## START

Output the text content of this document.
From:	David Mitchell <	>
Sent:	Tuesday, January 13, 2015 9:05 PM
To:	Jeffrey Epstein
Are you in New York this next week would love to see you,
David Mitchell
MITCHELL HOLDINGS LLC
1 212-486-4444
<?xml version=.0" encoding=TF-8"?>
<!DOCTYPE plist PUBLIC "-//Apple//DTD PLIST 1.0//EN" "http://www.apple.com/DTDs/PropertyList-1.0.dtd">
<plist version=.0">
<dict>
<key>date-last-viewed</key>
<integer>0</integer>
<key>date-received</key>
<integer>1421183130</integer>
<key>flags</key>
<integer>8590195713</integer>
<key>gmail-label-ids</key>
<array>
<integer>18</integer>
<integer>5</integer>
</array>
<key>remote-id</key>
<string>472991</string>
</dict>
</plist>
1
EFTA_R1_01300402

## END
## START

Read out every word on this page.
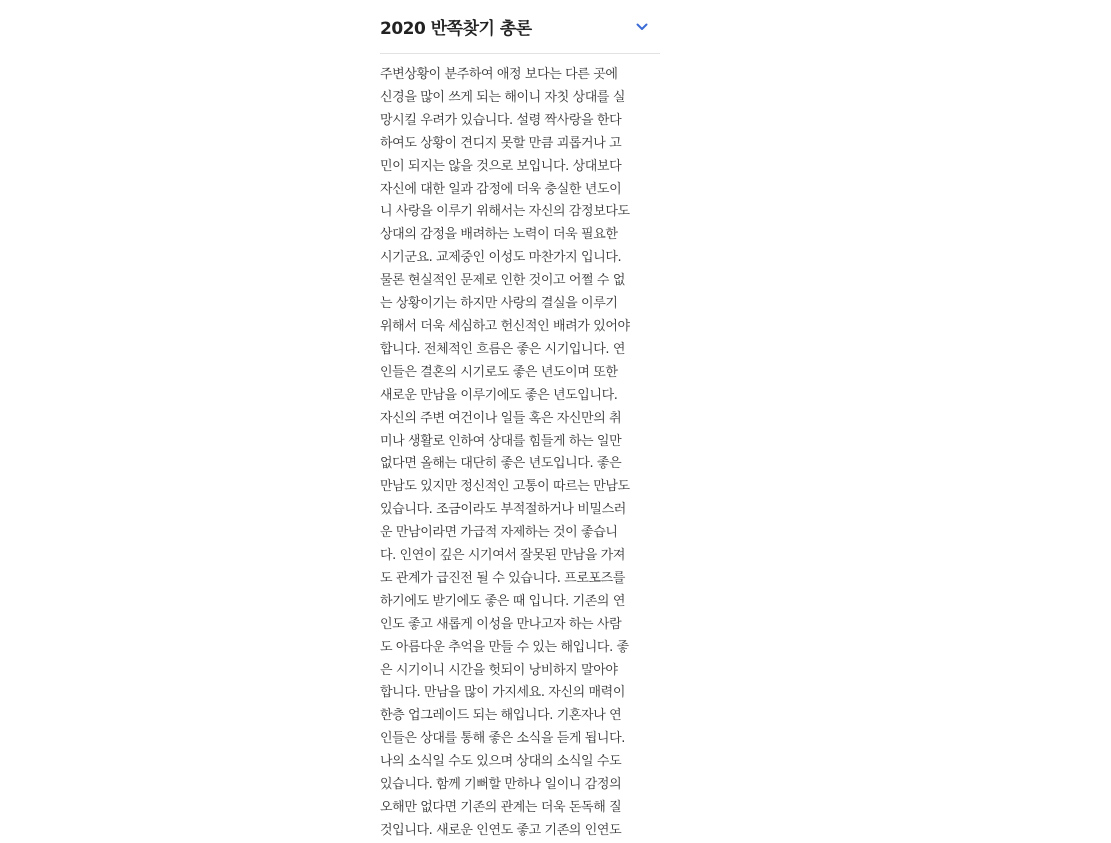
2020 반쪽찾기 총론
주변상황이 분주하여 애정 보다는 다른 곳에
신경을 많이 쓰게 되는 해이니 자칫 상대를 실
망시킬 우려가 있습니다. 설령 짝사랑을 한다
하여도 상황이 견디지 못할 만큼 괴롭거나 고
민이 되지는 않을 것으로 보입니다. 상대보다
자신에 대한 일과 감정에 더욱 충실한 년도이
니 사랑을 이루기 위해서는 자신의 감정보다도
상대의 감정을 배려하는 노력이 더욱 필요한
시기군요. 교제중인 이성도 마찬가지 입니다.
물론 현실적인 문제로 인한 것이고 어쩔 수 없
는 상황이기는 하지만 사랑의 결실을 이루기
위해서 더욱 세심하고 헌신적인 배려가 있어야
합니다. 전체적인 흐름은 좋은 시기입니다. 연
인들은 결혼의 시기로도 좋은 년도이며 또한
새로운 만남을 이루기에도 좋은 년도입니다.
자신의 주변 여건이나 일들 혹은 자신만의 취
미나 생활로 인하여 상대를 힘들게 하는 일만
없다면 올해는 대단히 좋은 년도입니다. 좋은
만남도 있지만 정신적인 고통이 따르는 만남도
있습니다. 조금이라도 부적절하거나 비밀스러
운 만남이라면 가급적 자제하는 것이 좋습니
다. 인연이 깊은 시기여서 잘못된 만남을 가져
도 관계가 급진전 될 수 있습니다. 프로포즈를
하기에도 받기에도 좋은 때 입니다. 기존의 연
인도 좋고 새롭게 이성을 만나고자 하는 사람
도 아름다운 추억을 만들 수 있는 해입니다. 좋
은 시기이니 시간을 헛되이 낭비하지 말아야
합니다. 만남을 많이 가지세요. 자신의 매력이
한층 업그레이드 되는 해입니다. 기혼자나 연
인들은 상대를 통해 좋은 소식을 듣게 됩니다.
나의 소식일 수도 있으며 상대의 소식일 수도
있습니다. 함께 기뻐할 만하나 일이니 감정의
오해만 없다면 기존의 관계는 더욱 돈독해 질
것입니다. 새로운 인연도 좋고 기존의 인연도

## END
## START

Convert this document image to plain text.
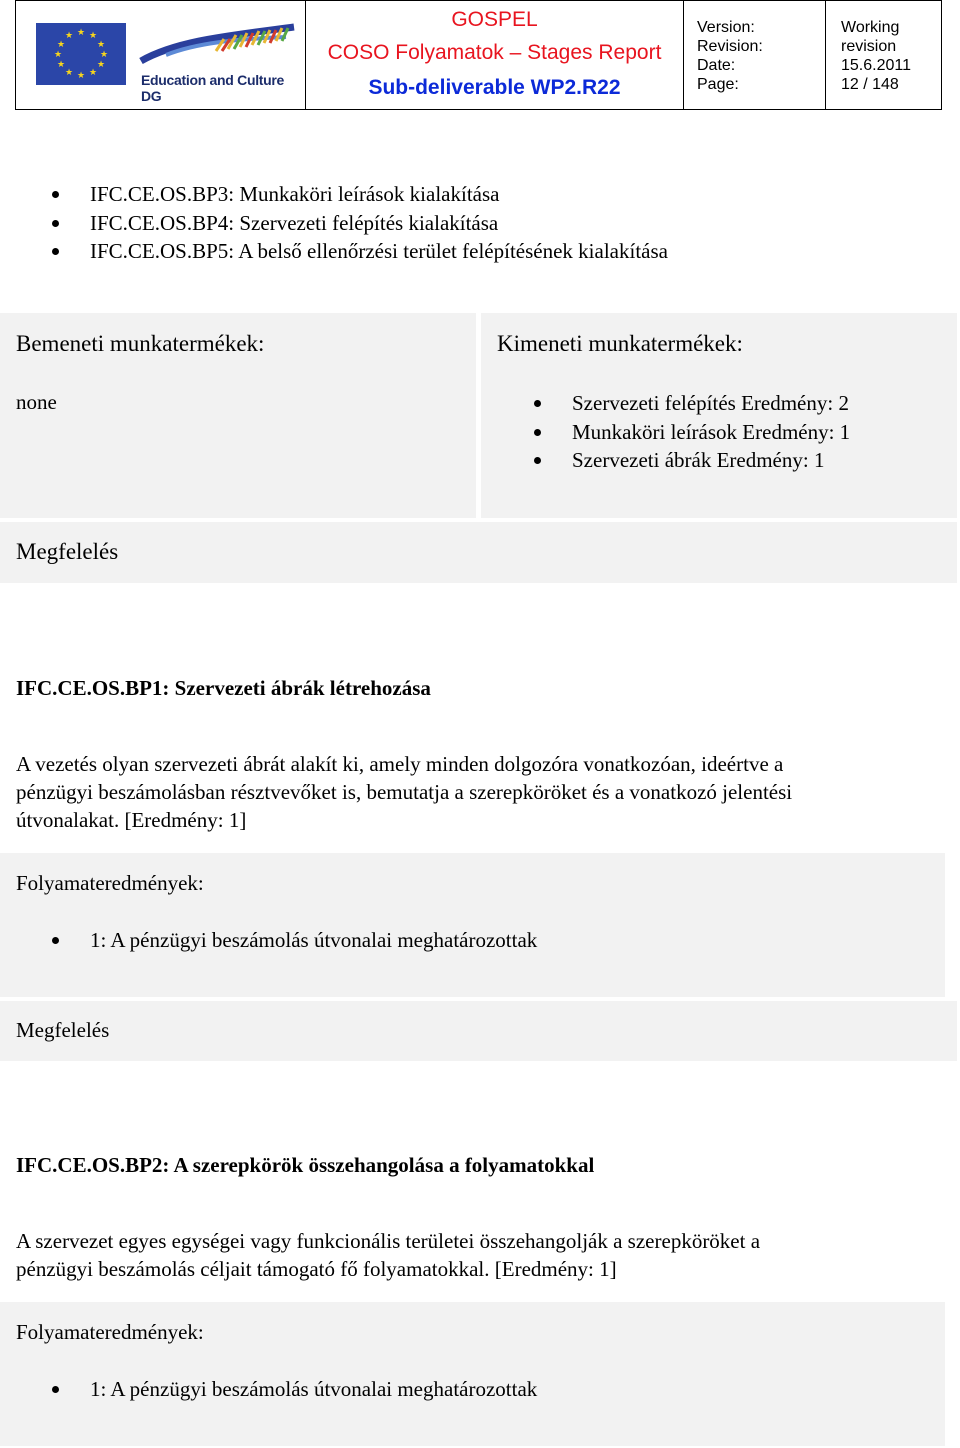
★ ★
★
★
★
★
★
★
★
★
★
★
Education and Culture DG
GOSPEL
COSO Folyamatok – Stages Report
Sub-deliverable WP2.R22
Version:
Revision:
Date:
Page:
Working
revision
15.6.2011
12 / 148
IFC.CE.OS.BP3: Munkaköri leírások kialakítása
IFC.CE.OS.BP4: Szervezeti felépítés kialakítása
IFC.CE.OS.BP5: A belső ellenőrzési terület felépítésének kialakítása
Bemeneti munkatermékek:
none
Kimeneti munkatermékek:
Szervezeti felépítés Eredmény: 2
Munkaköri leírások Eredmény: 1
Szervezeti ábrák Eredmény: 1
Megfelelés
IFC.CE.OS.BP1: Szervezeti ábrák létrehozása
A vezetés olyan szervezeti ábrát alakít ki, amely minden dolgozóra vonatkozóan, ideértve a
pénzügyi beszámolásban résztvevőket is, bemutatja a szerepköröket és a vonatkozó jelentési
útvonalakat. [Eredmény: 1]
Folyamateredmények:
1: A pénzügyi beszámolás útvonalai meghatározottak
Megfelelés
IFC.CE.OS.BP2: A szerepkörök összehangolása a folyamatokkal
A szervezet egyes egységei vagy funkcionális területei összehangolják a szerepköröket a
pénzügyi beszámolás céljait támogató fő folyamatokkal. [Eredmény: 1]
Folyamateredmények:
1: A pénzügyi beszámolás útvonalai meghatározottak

## END

■ **WHAT THIS TASK INVOLVES**: Make a copy of each line that contains the string "folyamatokkal".

■ **OUTPUT FOR THIS TASK**:
IFC.CE.OS.BP2: A szerepkörök összehangolása a folyamatokkal
pénzügyi beszámolás céljait támogató fő folyamatokkal. [Eredmény: 1]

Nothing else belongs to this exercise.